++++ Extracted records ++++

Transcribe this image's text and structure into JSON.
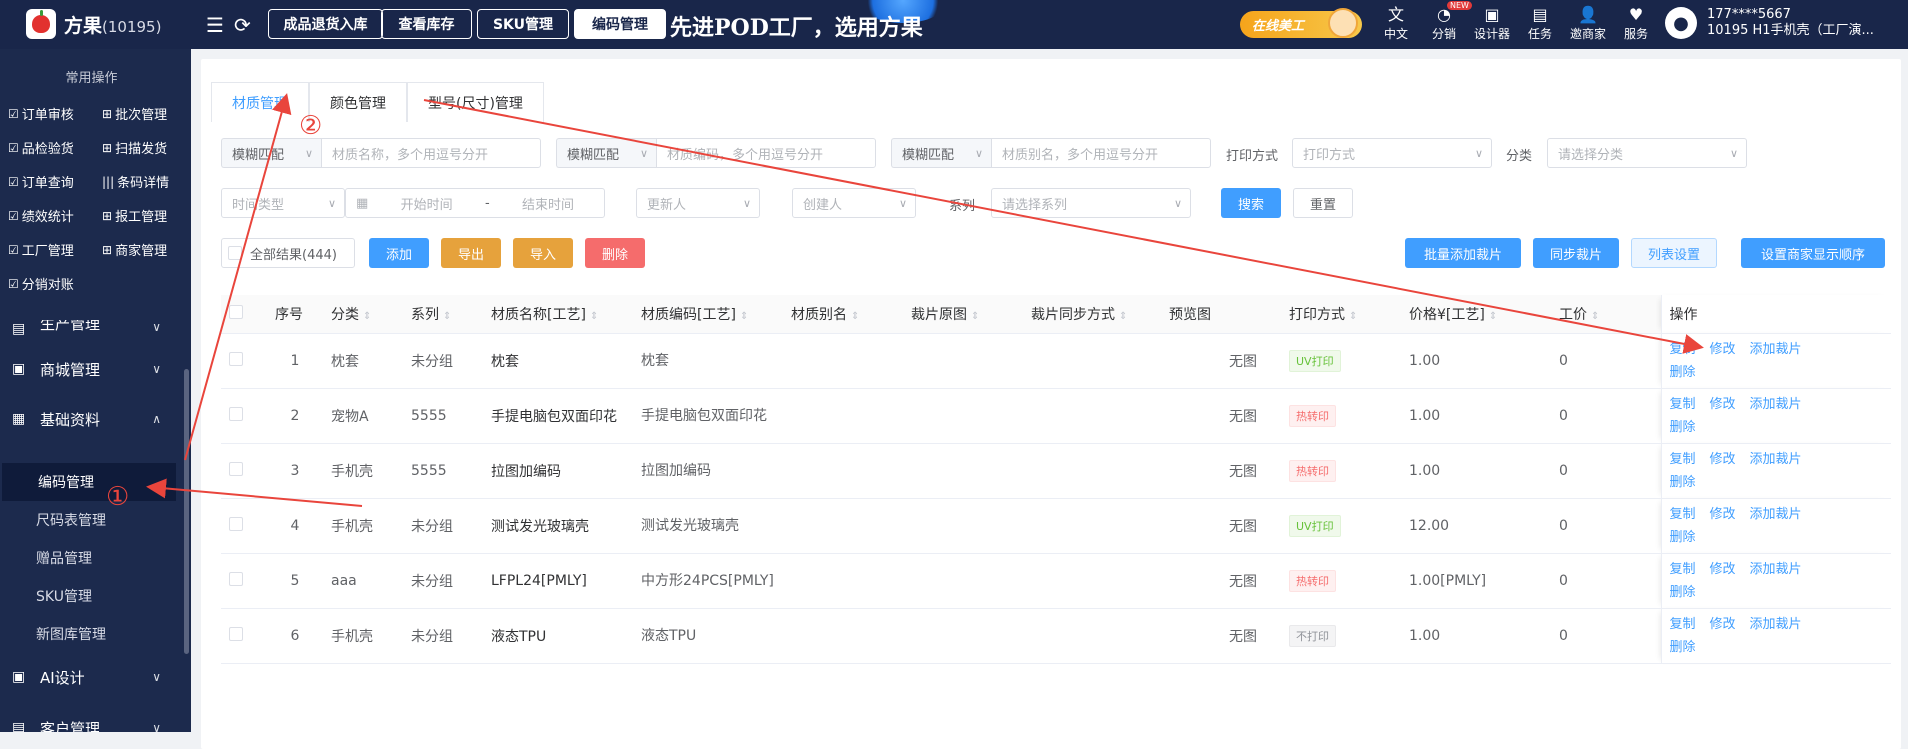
{
  "topbar": {
    "brand": "方果",
    "brand_id": "(10195)",
    "quick_buttons": [
      "成品退货入库",
      "查看库存",
      "SKU管理",
      "编码管理"
    ],
    "slogan": "先进POD工厂，选用方果",
    "online_badge": "在线美工",
    "icons": [
      {
        "label": "中文",
        "icon": "translate-icon"
      },
      {
        "label": "分销",
        "icon": "distribution-icon",
        "badge": "NEW"
      },
      {
        "label": "设计器",
        "icon": "designer-icon"
      },
      {
        "label": "任务",
        "icon": "task-icon"
      },
      {
        "label": "邀商家",
        "icon": "invite-merchant-icon"
      },
      {
        "label": "服务",
        "icon": "service-icon"
      }
    ],
    "user_phone": "177****5667",
    "user_shop": "10195  H1手机壳（工厂演..."
  },
  "sidebar": {
    "common_title": "常用操作",
    "quick": [
      "订单审核",
      "批次管理",
      "品检验货",
      "扫描发货",
      "订单查询",
      "条码详情",
      "绩效统计",
      "报工管理",
      "工厂管理",
      "商家管理",
      "分销对账"
    ],
    "menus": [
      "生产管理",
      "商城管理",
      "基础资料"
    ],
    "sub_items": [
      "编码管理",
      "尺码表管理",
      "赠品管理",
      "SKU管理",
      "新图库管理"
    ],
    "menus_bottom": [
      "AI设计",
      "客户管理"
    ]
  },
  "tabs": [
    "材质管理",
    "颜色管理",
    "型号(尺寸)管理"
  ],
  "filters": {
    "match1": "模糊匹配",
    "material_name_ph": "材质名称，多个用逗号分开",
    "match2": "模糊匹配",
    "material_code_ph": "材质编码，多个用逗号分开",
    "match3": "模糊匹配",
    "material_alias_ph": "材质别名，多个用逗号分开",
    "print_label": "打印方式",
    "print_ph": "打印方式",
    "category_label": "分类",
    "category_ph": "请选择分类",
    "time_type_ph": "时间类型",
    "start_ph": "开始时间",
    "sep": "-",
    "end_ph": "结束时间",
    "updater_ph": "更新人",
    "creator_ph": "创建人",
    "series_label": "系列",
    "series_ph": "请选择系列",
    "search": "搜索",
    "reset": "重置"
  },
  "actions": {
    "all_results": "全部结果(444)",
    "add": "添加",
    "export": "导出",
    "import": "导入",
    "delete": "删除",
    "batch_add_cut": "批量添加裁片",
    "sync_cut": "同步裁片",
    "list_settings": "列表设置",
    "merchant_order": "设置商家显示顺序"
  },
  "table": {
    "headers": [
      "序号",
      "分类",
      "系列",
      "材质名称[工艺]",
      "材质编码[工艺]",
      "材质别名",
      "裁片原图",
      "裁片同步方式",
      "预览图",
      "打印方式",
      "价格¥[工艺]",
      "工价",
      "操作"
    ],
    "rows": [
      {
        "no": "1",
        "category": "枕套",
        "series": "未分组",
        "name": "枕套",
        "code": "枕套",
        "alias": "",
        "preview": "无图",
        "print": "UV打印",
        "print_type": "green",
        "price": "1.00",
        "labor": "0"
      },
      {
        "no": "2",
        "category": "宠物A",
        "series": "5555",
        "name": "手提电脑包双面印花",
        "code": "手提电脑包双面印花",
        "alias": "",
        "preview": "无图",
        "print": "热转印",
        "print_type": "red",
        "price": "1.00",
        "labor": "0"
      },
      {
        "no": "3",
        "category": "手机壳",
        "series": "5555",
        "name": "拉图加编码",
        "code": "拉图加编码",
        "alias": "",
        "preview": "无图",
        "print": "热转印",
        "print_type": "red",
        "price": "1.00",
        "labor": "0"
      },
      {
        "no": "4",
        "category": "手机壳",
        "series": "未分组",
        "name": "测试发光玻璃壳",
        "code": "测试发光玻璃壳",
        "alias": "",
        "preview": "无图",
        "print": "UV打印",
        "print_type": "green",
        "price": "12.00",
        "labor": "0"
      },
      {
        "no": "5",
        "category": "aaa",
        "series": "未分组",
        "name": "LFPL24[PMLY]",
        "code": "中方形24PCS[PMLY]",
        "alias": "",
        "preview": "无图",
        "print": "热转印",
        "print_type": "red",
        "price": "1.00[PMLY]",
        "labor": "0"
      },
      {
        "no": "6",
        "category": "手机壳",
        "series": "未分组",
        "name": "液态TPU",
        "code": "液态TPU",
        "alias": "",
        "preview": "无图",
        "print": "不打印",
        "print_type": "gray",
        "price": "1.00",
        "labor": "0"
      }
    ],
    "ops": [
      "复制",
      "修改",
      "添加裁片",
      "删除"
    ]
  },
  "annotations": {
    "one": "①",
    "two": "②"
  },
  "colors": {
    "topbar": "#19264a",
    "sidebar": "#1c2a4d",
    "primary": "#409eff",
    "annotation": "#e9453c"
  }
}
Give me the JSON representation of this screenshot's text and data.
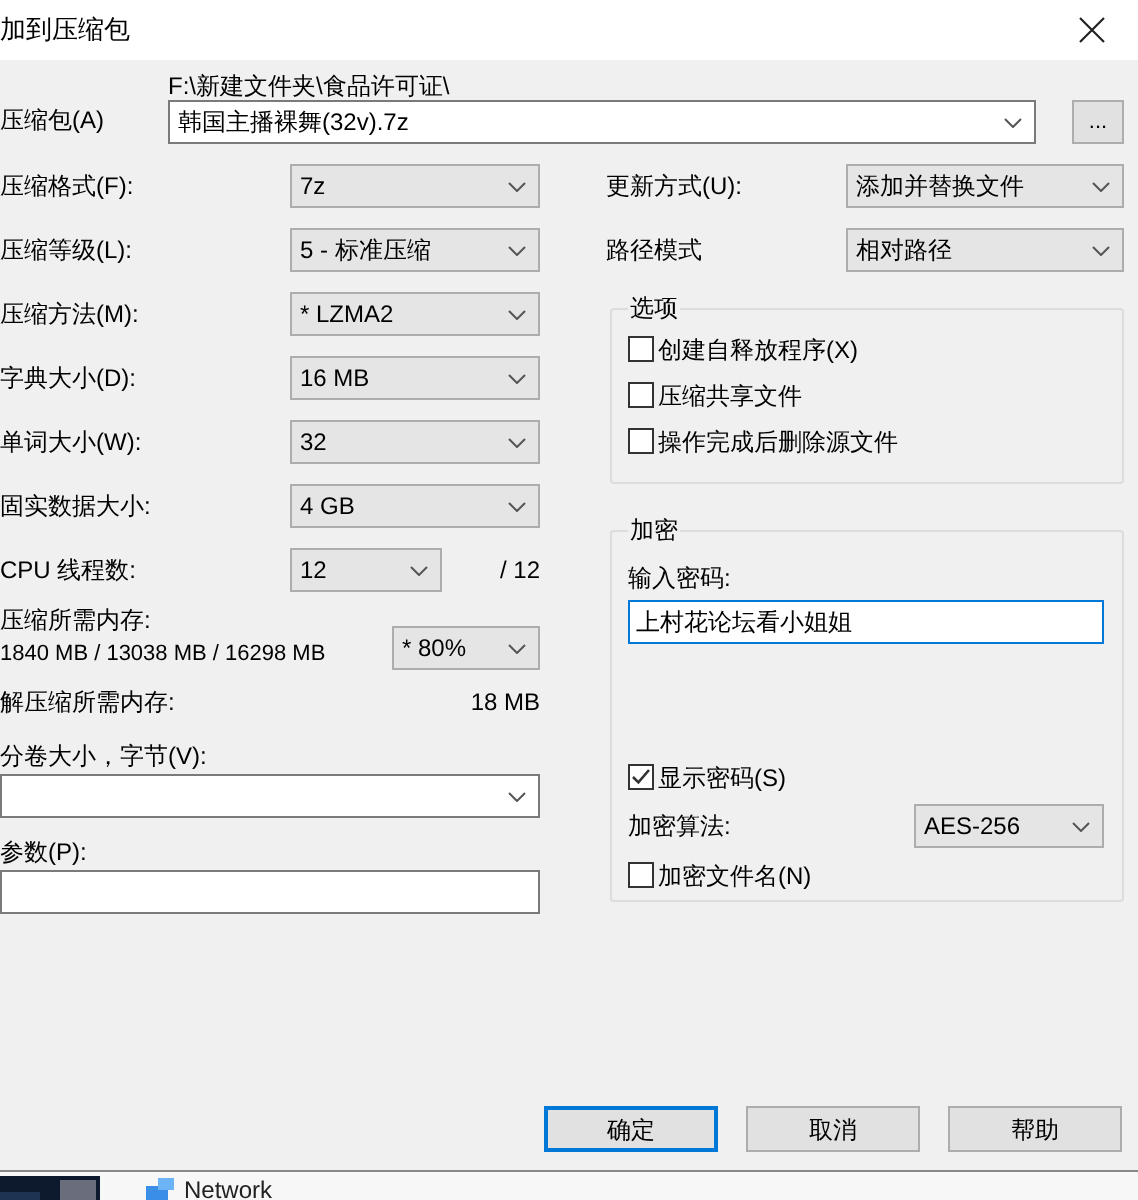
{
  "window": {
    "title": "加到压缩包"
  },
  "archive": {
    "label": "压缩包(A)",
    "path": "F:\\新建文件夹\\食品许可证\\",
    "filename": "韩国主播裸舞(32v).7z",
    "browse": "..."
  },
  "settings": [
    {
      "label": "压缩格式(F):",
      "value": "7z"
    },
    {
      "label": "压缩等级(L):",
      "value": "5 - 标准压缩"
    },
    {
      "label": "压缩方法(M):",
      "value": "*  LZMA2"
    },
    {
      "label": "字典大小(D):",
      "value": "16 MB"
    },
    {
      "label": "单词大小(W):",
      "value": "32"
    },
    {
      "label": "固实数据大小:",
      "value": "4 GB"
    }
  ],
  "threads": {
    "label": "CPU 线程数:",
    "value": "12",
    "total": "/ 12"
  },
  "compress_memory": {
    "label": "压缩所需内存:",
    "usage": "1840 MB / 13038 MB / 16298 MB",
    "value": "* 80%"
  },
  "decompress_memory": {
    "label": "解压缩所需内存:",
    "value": "18 MB"
  },
  "split": {
    "label": "分卷大小，字节(V):"
  },
  "parameters": {
    "label": "参数(P):"
  },
  "update_mode": {
    "label": "更新方式(U):",
    "value": "添加并替换文件"
  },
  "path_mode": {
    "label": "路径模式",
    "value": "相对路径"
  },
  "options": {
    "title": "选项",
    "items": [
      {
        "label": "创建自释放程序(X)",
        "checked": false
      },
      {
        "label": "压缩共享文件",
        "checked": false
      },
      {
        "label": "操作完成后删除源文件",
        "checked": false
      }
    ]
  },
  "encryption": {
    "title": "加密",
    "password_label": "输入密码:",
    "password": "上村花论坛看小姐姐",
    "show_password": {
      "label": "显示密码(S)",
      "checked": true
    },
    "method": {
      "label": "加密算法:",
      "value": "AES-256"
    },
    "encrypt_names": {
      "label": "加密文件名(N)",
      "checked": false
    }
  },
  "buttons": [
    {
      "label": "确定",
      "focused": true
    },
    {
      "label": "取消",
      "focused": false
    },
    {
      "label": "帮助",
      "focused": false
    }
  ],
  "background": {
    "label": "Network"
  }
}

++++

**Stated task:** Reproduce the material word for word, minus the images.

**Solution:**
Transcribe this image's text and structure into JSON.
{
  "topbar": {
    "brand": "方果",
    "brand_id": "(10195)",
    "quick_buttons": [
      "成品退货入库",
      "查看库存",
      "SKU管理",
      "编码管理"
    ],
    "slogan": "先进POD工厂，选用方果",
    "online_badge": "在线美工",
    "icons": [
      {
        "label": "中文",
        "icon": "translate-icon"
      },
      {
        "label": "分销",
        "icon": "distribution-icon",
        "badge": "NEW"
      },
      {
        "label": "设计器",
        "icon": "designer-icon"
      },
      {
        "label": "任务",
        "icon": "task-icon"
      },
      {
        "label": "邀商家",
        "icon": "invite-merchant-icon"
      },
      {
        "label": "服务",
        "icon": "service-icon"
      }
    ],
    "user_phone": "177****5667",
    "user_shop": "10195  H1手机壳（工厂演..."
  },
  "sidebar": {
    "common_title": "常用操作",
    "quick": [
      "订单审核",
      "批次管理",
      "品检验货",
      "扫描发货",
      "订单查询",
      "条码详情",
      "绩效统计",
      "报工管理",
      "工厂管理",
      "商家管理",
      "分销对账"
    ],
    "menus": [
      "生产管理",
      "商城管理",
      "基础资料"
    ],
    "sub_items": [
      "编码管理",
      "尺码表管理",
      "赠品管理",
      "SKU管理",
      "新图库管理"
    ],
    "menus_bottom": [
      "AI设计",
      "客户管理"
    ]
  },
  "tabs": [
    "材质管理",
    "颜色管理",
    "型号(尺寸)管理"
  ],
  "filters": {
    "match1": "模糊匹配",
    "material_name_ph": "材质名称，多个用逗号分开",
    "match2": "模糊匹配",
    "material_code_ph": "材质编码，多个用逗号分开",
    "match3": "模糊匹配",
    "material_alias_ph": "材质别名，多个用逗号分开",
    "print_label": "打印方式",
    "print_ph": "打印方式",
    "category_label": "分类",
    "category_ph": "请选择分类",
    "time_type_ph": "时间类型",
    "start_ph": "开始时间",
    "sep": "-",
    "end_ph": "结束时间",
    "updater_ph": "更新人",
    "creator_ph": "创建人",
    "series_label": "系列",
    "series_ph": "请选择系列",
    "search": "搜索",
    "reset": "重置"
  },
  "actions": {
    "all_results": "全部结果(444)",
    "add": "添加",
    "export": "导出",
    "import": "导入",
    "delete": "删除",
    "batch_add_cut": "批量添加裁片",
    "sync_cut": "同步裁片",
    "list_settings": "列表设置",
    "merchant_order": "设置商家显示顺序"
  },
  "table": {
    "headers": [
      "序号",
      "分类",
      "系列",
      "材质名称[工艺]",
      "材质编码[工艺]",
      "材质别名",
      "裁片原图",
      "裁片同步方式",
      "预览图",
      "打印方式",
      "价格¥[工艺]",
      "工价",
      "操作"
    ],
    "rows": [
      {
        "no": "1",
        "category": "枕套",
        "series": "未分组",
        "name": "枕套",
        "code": "枕套",
        "alias": "",
        "preview": "无图",
        "print": "UV打印",
        "print_type": "green",
        "price": "1.00",
        "labor": "0"
      },
      {
        "no": "2",
        "category": "宠物A",
        "series": "5555",
        "name": "手提电脑包双面印花",
        "code": "手提电脑包双面印花",
        "alias": "",
        "preview": "无图",
        "print": "热转印",
        "print_type": "red",
        "price": "1.00",
        "labor": "0"
      },
      {
        "no": "3",
        "category": "手机壳",
        "series": "5555",
        "name": "拉图加编码",
        "code": "拉图加编码",
        "alias": "",
        "preview": "无图",
        "print": "热转印",
        "print_type": "red",
        "price": "1.00",
        "labor": "0"
      },
      {
        "no": "4",
        "category": "手机壳",
        "series": "未分组",
        "name": "测试发光玻璃壳",
        "code": "测试发光玻璃壳",
        "alias": "",
        "preview": "无图",
        "print": "UV打印",
        "print_type": "green",
        "price": "12.00",
        "labor": "0"
      },
      {
        "no": "5",
        "category": "aaa",
        "series": "未分组",
        "name": "LFPL24[PMLY]",
        "code": "中方形24PCS[PMLY]",
        "alias": "",
        "preview": "无图",
        "print": "热转印",
        "print_type": "red",
        "price": "1.00[PMLY]",
        "labor": "0"
      },
      {
        "no": "6",
        "category": "手机壳",
        "series": "未分组",
        "name": "液态TPU",
        "code": "液态TPU",
        "alias": "",
        "preview": "无图",
        "print": "不打印",
        "print_type": "gray",
        "price": "1.00",
        "labor": "0"
      }
    ],
    "ops": [
      "复制",
      "修改",
      "添加裁片",
      "删除"
    ]
  },
  "annotations": {
    "one": "①",
    "two": "②"
  },
  "colors": {
    "topbar": "#19264a",
    "sidebar": "#1c2a4d",
    "primary": "#409eff",
    "annotation": "#e9453c"
  }
}
Give me the JSON representation of this screenshot's text and data.
{
  "window": {
    "title": "加到压缩包"
  },
  "archive": {
    "label": "压缩包(A)",
    "path": "F:\\新建文件夹\\食品许可证\\",
    "filename": "韩国主播裸舞(32v).7z",
    "browse": "..."
  },
  "settings": [
    {
      "label": "压缩格式(F):",
      "value": "7z"
    },
    {
      "label": "压缩等级(L):",
      "value": "5 - 标准压缩"
    },
    {
      "label": "压缩方法(M):",
      "value": "*  LZMA2"
    },
    {
      "label": "字典大小(D):",
      "value": "16 MB"
    },
    {
      "label": "单词大小(W):",
      "value": "32"
    },
    {
      "label": "固实数据大小:",
      "value": "4 GB"
    }
  ],
  "threads": {
    "label": "CPU 线程数:",
    "value": "12",
    "total": "/ 12"
  },
  "compress_memory": {
    "label": "压缩所需内存:",
    "usage": "1840 MB / 13038 MB / 16298 MB",
    "value": "* 80%"
  },
  "decompress_memory": {
    "label": "解压缩所需内存:",
    "value": "18 MB"
  },
  "split": {
    "label": "分卷大小，字节(V):"
  },
  "parameters": {
    "label": "参数(P):"
  },
  "update_mode": {
    "label": "更新方式(U):",
    "value": "添加并替换文件"
  },
  "path_mode": {
    "label": "路径模式",
    "value": "相对路径"
  },
  "options": {
    "title": "选项",
    "items": [
      {
        "label": "创建自释放程序(X)",
        "checked": false
      },
      {
        "label": "压缩共享文件",
        "checked": false
      },
      {
        "label": "操作完成后删除源文件",
        "checked": false
      }
    ]
  },
  "encryption": {
    "title": "加密",
    "password_label": "输入密码:",
    "password": "上村花论坛看小姐姐",
    "show_password": {
      "label": "显示密码(S)",
      "checked": true
    },
    "method": {
      "label": "加密算法:",
      "value": "AES-256"
    },
    "encrypt_names": {
      "label": "加密文件名(N)",
      "checked": false
    }
  },
  "buttons": [
    {
      "label": "确定",
      "focused": true
    },
    {
      "label": "取消",
      "focused": false
    },
    {
      "label": "帮助",
      "focused": false
    }
  ],
  "background": {
    "label": "Network"
  }
}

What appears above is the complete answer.